**YOUR GOAL:** Below are some entries. Output each one exactly as it appears.

[Chart and figure data]
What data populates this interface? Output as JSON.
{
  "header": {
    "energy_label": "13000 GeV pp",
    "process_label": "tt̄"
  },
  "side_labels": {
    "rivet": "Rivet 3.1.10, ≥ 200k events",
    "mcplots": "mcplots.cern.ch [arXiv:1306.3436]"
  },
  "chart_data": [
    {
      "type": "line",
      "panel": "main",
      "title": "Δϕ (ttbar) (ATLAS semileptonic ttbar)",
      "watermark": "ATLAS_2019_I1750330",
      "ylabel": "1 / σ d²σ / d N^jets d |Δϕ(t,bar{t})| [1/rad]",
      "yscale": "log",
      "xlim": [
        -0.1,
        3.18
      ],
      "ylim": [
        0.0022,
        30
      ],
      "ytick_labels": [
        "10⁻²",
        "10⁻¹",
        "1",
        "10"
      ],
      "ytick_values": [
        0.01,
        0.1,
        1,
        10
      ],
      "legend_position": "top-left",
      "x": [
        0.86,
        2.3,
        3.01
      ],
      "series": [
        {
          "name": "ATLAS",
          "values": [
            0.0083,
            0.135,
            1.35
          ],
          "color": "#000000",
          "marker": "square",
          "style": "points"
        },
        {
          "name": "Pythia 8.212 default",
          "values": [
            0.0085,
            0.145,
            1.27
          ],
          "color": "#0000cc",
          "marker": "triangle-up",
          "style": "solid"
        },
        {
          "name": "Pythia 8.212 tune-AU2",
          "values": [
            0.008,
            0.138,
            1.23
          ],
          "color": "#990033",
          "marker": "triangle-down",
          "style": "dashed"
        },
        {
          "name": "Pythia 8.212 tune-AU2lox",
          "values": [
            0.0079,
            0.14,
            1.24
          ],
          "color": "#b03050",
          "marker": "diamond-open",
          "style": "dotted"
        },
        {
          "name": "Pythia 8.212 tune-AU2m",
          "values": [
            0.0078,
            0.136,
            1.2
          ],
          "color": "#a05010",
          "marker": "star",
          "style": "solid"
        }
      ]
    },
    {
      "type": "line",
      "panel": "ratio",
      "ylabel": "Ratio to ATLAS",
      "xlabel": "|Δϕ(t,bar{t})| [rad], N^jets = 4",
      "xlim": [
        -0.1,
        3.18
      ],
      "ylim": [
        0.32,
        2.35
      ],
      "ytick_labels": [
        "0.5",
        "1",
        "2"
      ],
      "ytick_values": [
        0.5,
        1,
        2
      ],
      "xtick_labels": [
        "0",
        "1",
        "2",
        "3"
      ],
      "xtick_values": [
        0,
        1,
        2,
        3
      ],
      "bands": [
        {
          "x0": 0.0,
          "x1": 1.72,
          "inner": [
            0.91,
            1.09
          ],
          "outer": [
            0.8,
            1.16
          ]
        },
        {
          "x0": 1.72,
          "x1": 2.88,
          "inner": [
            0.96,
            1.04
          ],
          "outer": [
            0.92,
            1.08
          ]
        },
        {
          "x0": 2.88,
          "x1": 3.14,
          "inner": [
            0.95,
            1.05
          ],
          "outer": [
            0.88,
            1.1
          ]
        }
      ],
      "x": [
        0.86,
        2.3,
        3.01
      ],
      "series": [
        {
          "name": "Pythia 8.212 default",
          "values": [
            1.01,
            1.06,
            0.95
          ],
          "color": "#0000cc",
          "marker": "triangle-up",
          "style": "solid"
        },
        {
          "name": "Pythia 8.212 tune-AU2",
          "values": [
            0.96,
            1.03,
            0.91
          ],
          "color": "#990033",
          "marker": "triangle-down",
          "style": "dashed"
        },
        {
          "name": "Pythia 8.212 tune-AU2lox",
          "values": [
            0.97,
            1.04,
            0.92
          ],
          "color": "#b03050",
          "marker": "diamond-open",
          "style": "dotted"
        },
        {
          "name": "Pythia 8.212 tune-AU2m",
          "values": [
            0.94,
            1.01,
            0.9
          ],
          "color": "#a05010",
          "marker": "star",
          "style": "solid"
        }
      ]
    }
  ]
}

**SOLUTION:**
What data populates this interface? Output as JSON.
{
  "header": {
    "energy_label": "13000 GeV pp",
    "process_label": "tt̄"
  },
  "side_labels": {
    "rivet": "Rivet 3.1.10, ≥ 200k events",
    "mcplots": "mcplots.cern.ch [arXiv:1306.3436]"
  },
  "chart_data": [
    {
      "type": "line",
      "panel": "main",
      "title": "Δϕ (ttbar) (ATLAS semileptonic ttbar)",
      "watermark": "ATLAS_2019_I1750330",
      "ylabel": "1 / σ d²σ / d N^jets d |Δϕ(t,bar{t})| [1/rad]",
      "yscale": "log",
      "xlim": [
        -0.1,
        3.18
      ],
      "ylim": [
        0.0022,
        30
      ],
      "ytick_labels": [
        "10⁻²",
        "10⁻¹",
        "1",
        "10"
      ],
      "ytick_values": [
        0.01,
        0.1,
        1,
        10
      ],
      "legend_position": "top-left",
      "x": [
        0.86,
        2.3,
        3.01
      ],
      "series": [
        {
          "name": "ATLAS",
          "values": [
            0.0083,
            0.135,
            1.35
          ],
          "color": "#000000",
          "marker": "square",
          "style": "points"
        },
        {
          "name": "Pythia 8.212 default",
          "values": [
            0.0085,
            0.145,
            1.27
          ],
          "color": "#0000cc",
          "marker": "triangle-up",
          "style": "solid"
        },
        {
          "name": "Pythia 8.212 tune-AU2",
          "values": [
            0.008,
            0.138,
            1.23
          ],
          "color": "#990033",
          "marker": "triangle-down",
          "style": "dashed"
        },
        {
          "name": "Pythia 8.212 tune-AU2lox",
          "values": [
            0.0079,
            0.14,
            1.24
          ],
          "color": "#b03050",
          "marker": "diamond-open",
          "style": "dotted"
        },
        {
          "name": "Pythia 8.212 tune-AU2m",
          "values": [
            0.0078,
            0.136,
            1.2
          ],
          "color": "#a05010",
          "marker": "star",
          "style": "solid"
        }
      ]
    },
    {
      "type": "line",
      "panel": "ratio",
      "ylabel": "Ratio to ATLAS",
      "xlabel": "|Δϕ(t,bar{t})| [rad], N^jets = 4",
      "xlim": [
        -0.1,
        3.18
      ],
      "ylim": [
        0.32,
        2.35
      ],
      "ytick_labels": [
        "0.5",
        "1",
        "2"
      ],
      "ytick_values": [
        0.5,
        1,
        2
      ],
      "xtick_labels": [
        "0",
        "1",
        "2",
        "3"
      ],
      "xtick_values": [
        0,
        1,
        2,
        3
      ],
      "bands": [
        {
          "x0": 0.0,
          "x1": 1.72,
          "inner": [
            0.91,
            1.09
          ],
          "outer": [
            0.8,
            1.16
          ]
        },
        {
          "x0": 1.72,
          "x1": 2.88,
          "inner": [
            0.96,
            1.04
          ],
          "outer": [
            0.92,
            1.08
          ]
        },
        {
          "x0": 2.88,
          "x1": 3.14,
          "inner": [
            0.95,
            1.05
          ],
          "outer": [
            0.88,
            1.1
          ]
        }
      ],
      "x": [
        0.86,
        2.3,
        3.01
      ],
      "series": [
        {
          "name": "Pythia 8.212 default",
          "values": [
            1.01,
            1.06,
            0.95
          ],
          "color": "#0000cc",
          "marker": "triangle-up",
          "style": "solid"
        },
        {
          "name": "Pythia 8.212 tune-AU2",
          "values": [
            0.96,
            1.03,
            0.91
          ],
          "color": "#990033",
          "marker": "triangle-down",
          "style": "dashed"
        },
        {
          "name": "Pythia 8.212 tune-AU2lox",
          "values": [
            0.97,
            1.04,
            0.92
          ],
          "color": "#b03050",
          "marker": "diamond-open",
          "style": "dotted"
        },
        {
          "name": "Pythia 8.212 tune-AU2m",
          "values": [
            0.94,
            1.01,
            0.9
          ],
          "color": "#a05010",
          "marker": "star",
          "style": "solid"
        }
      ]
    }
  ]
}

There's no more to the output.